= DESCRIPTION OF THE TASK =
Below are records to repeat exactly. Omit the pictures from the copy.

══ RECORDED DATA

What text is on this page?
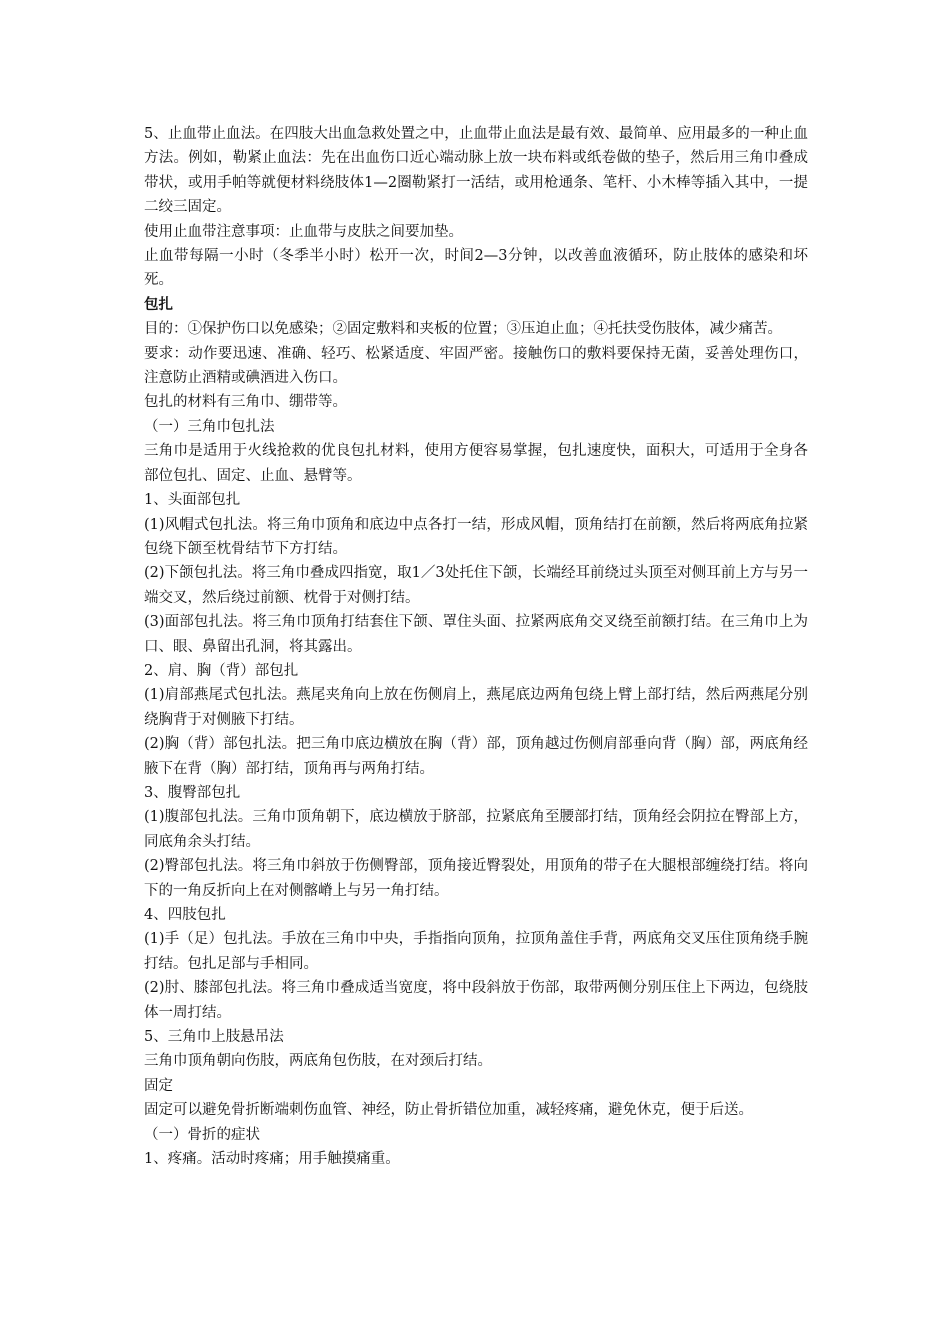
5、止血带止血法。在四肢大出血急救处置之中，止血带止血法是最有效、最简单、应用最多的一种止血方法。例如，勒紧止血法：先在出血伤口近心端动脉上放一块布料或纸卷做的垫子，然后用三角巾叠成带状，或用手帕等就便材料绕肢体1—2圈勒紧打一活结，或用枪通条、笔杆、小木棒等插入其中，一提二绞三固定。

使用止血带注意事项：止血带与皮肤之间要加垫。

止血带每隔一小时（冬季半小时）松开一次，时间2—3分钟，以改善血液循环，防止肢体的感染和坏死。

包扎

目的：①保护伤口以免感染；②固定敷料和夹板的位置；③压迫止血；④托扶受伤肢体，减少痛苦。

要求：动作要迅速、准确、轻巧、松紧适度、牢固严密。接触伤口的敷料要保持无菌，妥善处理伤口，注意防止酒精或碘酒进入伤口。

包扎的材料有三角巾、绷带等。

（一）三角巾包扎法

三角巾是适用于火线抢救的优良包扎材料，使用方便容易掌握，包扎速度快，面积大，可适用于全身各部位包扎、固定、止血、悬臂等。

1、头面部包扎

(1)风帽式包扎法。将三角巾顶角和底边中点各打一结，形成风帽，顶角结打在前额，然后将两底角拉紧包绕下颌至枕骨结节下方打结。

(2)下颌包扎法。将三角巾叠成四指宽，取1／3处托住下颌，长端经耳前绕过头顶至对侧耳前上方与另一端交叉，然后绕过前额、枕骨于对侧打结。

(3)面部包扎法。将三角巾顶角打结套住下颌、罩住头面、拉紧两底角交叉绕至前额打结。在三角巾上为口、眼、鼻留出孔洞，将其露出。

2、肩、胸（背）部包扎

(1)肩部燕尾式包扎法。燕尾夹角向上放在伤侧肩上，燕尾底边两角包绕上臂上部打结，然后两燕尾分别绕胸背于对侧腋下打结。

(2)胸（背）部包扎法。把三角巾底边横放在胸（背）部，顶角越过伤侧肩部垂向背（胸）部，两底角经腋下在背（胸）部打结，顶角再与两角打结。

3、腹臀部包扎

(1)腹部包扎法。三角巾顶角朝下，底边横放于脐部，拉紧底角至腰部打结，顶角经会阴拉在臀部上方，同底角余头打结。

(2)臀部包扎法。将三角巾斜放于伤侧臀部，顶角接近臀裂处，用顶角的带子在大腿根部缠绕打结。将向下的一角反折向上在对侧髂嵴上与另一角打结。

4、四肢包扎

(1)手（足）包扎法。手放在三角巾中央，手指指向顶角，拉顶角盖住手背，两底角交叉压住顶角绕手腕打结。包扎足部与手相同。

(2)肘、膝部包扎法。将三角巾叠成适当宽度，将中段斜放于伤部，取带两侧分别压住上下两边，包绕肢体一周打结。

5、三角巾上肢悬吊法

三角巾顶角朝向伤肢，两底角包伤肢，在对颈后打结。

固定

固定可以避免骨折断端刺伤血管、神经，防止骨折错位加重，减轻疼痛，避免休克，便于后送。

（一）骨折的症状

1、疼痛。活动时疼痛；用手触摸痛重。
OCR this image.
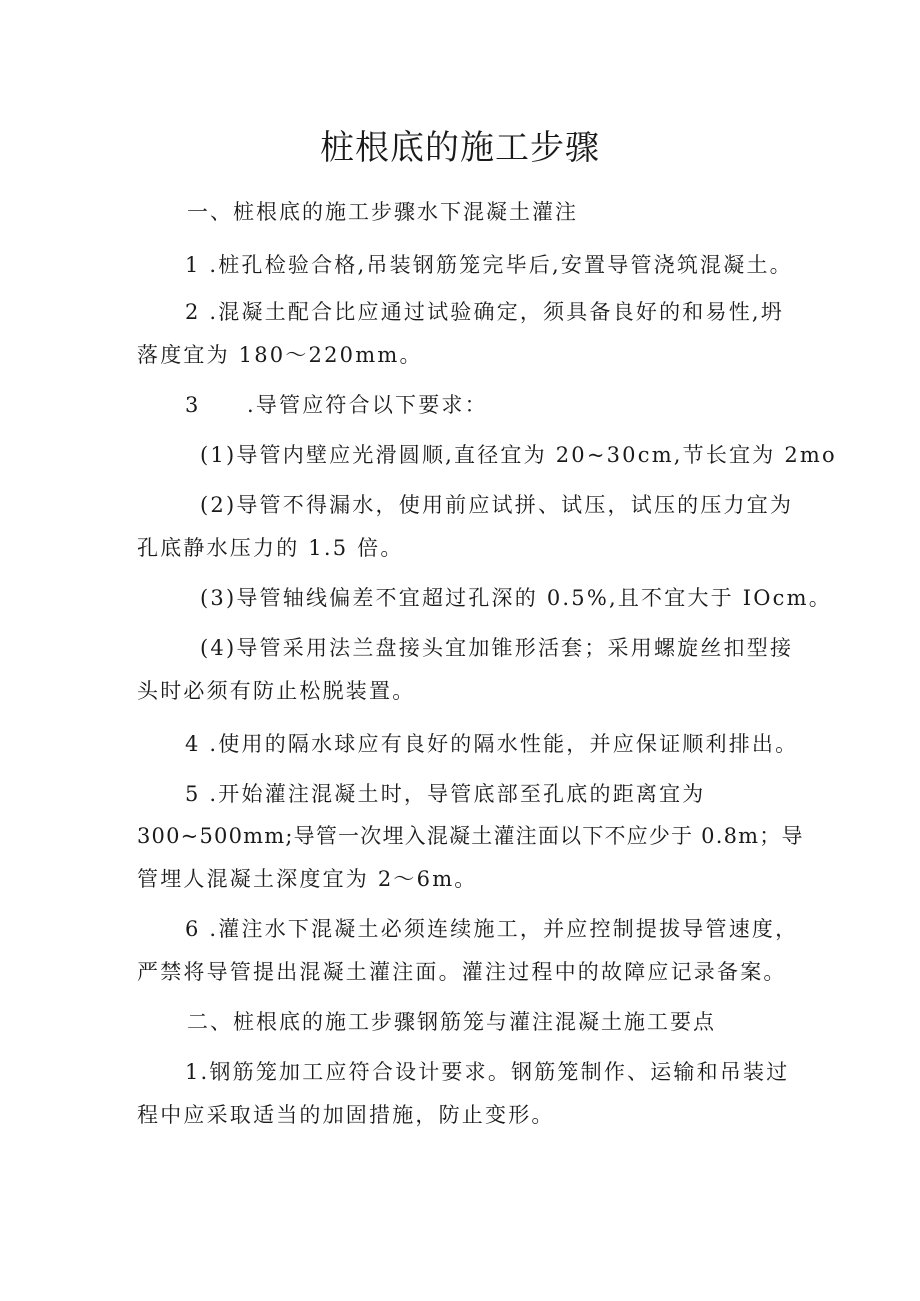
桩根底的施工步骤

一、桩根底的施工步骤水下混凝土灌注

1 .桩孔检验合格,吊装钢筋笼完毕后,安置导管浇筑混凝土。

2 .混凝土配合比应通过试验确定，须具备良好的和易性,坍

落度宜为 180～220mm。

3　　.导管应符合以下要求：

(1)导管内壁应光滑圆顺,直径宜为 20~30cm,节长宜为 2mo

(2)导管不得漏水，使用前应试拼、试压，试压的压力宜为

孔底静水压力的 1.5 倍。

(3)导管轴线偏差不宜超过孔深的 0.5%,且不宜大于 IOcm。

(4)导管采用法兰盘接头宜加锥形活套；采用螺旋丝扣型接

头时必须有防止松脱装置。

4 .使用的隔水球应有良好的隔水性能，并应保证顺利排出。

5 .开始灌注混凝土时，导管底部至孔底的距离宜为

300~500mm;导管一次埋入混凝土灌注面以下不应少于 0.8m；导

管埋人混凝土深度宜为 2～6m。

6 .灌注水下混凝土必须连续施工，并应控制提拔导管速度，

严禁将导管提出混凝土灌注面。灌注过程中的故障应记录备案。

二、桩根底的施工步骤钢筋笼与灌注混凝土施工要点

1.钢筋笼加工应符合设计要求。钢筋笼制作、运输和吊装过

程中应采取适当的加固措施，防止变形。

════

= RESULT OF THE TASK =
What text is on this page?
5、止血带止血法。在四肢大出血急救处置之中，止血带止血法是最有效、最简单、应用最多的一种止血方法。例如，勒紧止血法：先在出血伤口近心端动脉上放一块布料或纸卷做的垫子，然后用三角巾叠成带状，或用手帕等就便材料绕肢体1—2圈勒紧打一活结，或用枪通条、笔杆、小木棒等插入其中，一提二绞三固定。

使用止血带注意事项：止血带与皮肤之间要加垫。

止血带每隔一小时（冬季半小时）松开一次，时间2—3分钟，以改善血液循环，防止肢体的感染和坏死。

包扎

目的：①保护伤口以免感染；②固定敷料和夹板的位置；③压迫止血；④托扶受伤肢体，减少痛苦。

要求：动作要迅速、准确、轻巧、松紧适度、牢固严密。接触伤口的敷料要保持无菌，妥善处理伤口，注意防止酒精或碘酒进入伤口。

包扎的材料有三角巾、绷带等。

（一）三角巾包扎法

三角巾是适用于火线抢救的优良包扎材料，使用方便容易掌握，包扎速度快，面积大，可适用于全身各部位包扎、固定、止血、悬臂等。

1、头面部包扎

(1)风帽式包扎法。将三角巾顶角和底边中点各打一结，形成风帽，顶角结打在前额，然后将两底角拉紧包绕下颌至枕骨结节下方打结。

(2)下颌包扎法。将三角巾叠成四指宽，取1／3处托住下颌，长端经耳前绕过头顶至对侧耳前上方与另一端交叉，然后绕过前额、枕骨于对侧打结。

(3)面部包扎法。将三角巾顶角打结套住下颌、罩住头面、拉紧两底角交叉绕至前额打结。在三角巾上为口、眼、鼻留出孔洞，将其露出。

2、肩、胸（背）部包扎

(1)肩部燕尾式包扎法。燕尾夹角向上放在伤侧肩上，燕尾底边两角包绕上臂上部打结，然后两燕尾分别绕胸背于对侧腋下打结。

(2)胸（背）部包扎法。把三角巾底边横放在胸（背）部，顶角越过伤侧肩部垂向背（胸）部，两底角经腋下在背（胸）部打结，顶角再与两角打结。

3、腹臀部包扎

(1)腹部包扎法。三角巾顶角朝下，底边横放于脐部，拉紧底角至腰部打结，顶角经会阴拉在臀部上方，同底角余头打结。

(2)臀部包扎法。将三角巾斜放于伤侧臀部，顶角接近臀裂处，用顶角的带子在大腿根部缠绕打结。将向下的一角反折向上在对侧髂嵴上与另一角打结。

4、四肢包扎

(1)手（足）包扎法。手放在三角巾中央，手指指向顶角，拉顶角盖住手背，两底角交叉压住顶角绕手腕打结。包扎足部与手相同。

(2)肘、膝部包扎法。将三角巾叠成适当宽度，将中段斜放于伤部，取带两侧分别压住上下两边，包绕肢体一周打结。

5、三角巾上肢悬吊法

三角巾顶角朝向伤肢，两底角包伤肢，在对颈后打结。

固定

固定可以避免骨折断端刺伤血管、神经，防止骨折错位加重，减轻疼痛，避免休克，便于后送。

（一）骨折的症状

1、疼痛。活动时疼痛；用手触摸痛重。
OCR this image.
桩根底的施工步骤

一、桩根底的施工步骤水下混凝土灌注

1 .桩孔检验合格,吊装钢筋笼完毕后,安置导管浇筑混凝土。

2 .混凝土配合比应通过试验确定，须具备良好的和易性,坍

落度宜为 180～220mm。

3　　.导管应符合以下要求：

(1)导管内壁应光滑圆顺,直径宜为 20~30cm,节长宜为 2mo

(2)导管不得漏水，使用前应试拼、试压，试压的压力宜为

孔底静水压力的 1.5 倍。

(3)导管轴线偏差不宜超过孔深的 0.5%,且不宜大于 IOcm。

(4)导管采用法兰盘接头宜加锥形活套；采用螺旋丝扣型接

头时必须有防止松脱装置。

4 .使用的隔水球应有良好的隔水性能，并应保证顺利排出。

5 .开始灌注混凝土时，导管底部至孔底的距离宜为

300~500mm;导管一次埋入混凝土灌注面以下不应少于 0.8m；导

管埋人混凝土深度宜为 2～6m。

6 .灌注水下混凝土必须连续施工，并应控制提拔导管速度，

严禁将导管提出混凝土灌注面。灌注过程中的故障应记录备案。

二、桩根底的施工步骤钢筋笼与灌注混凝土施工要点

1.钢筋笼加工应符合设计要求。钢筋笼制作、运输和吊装过

程中应采取适当的加固措施，防止变形。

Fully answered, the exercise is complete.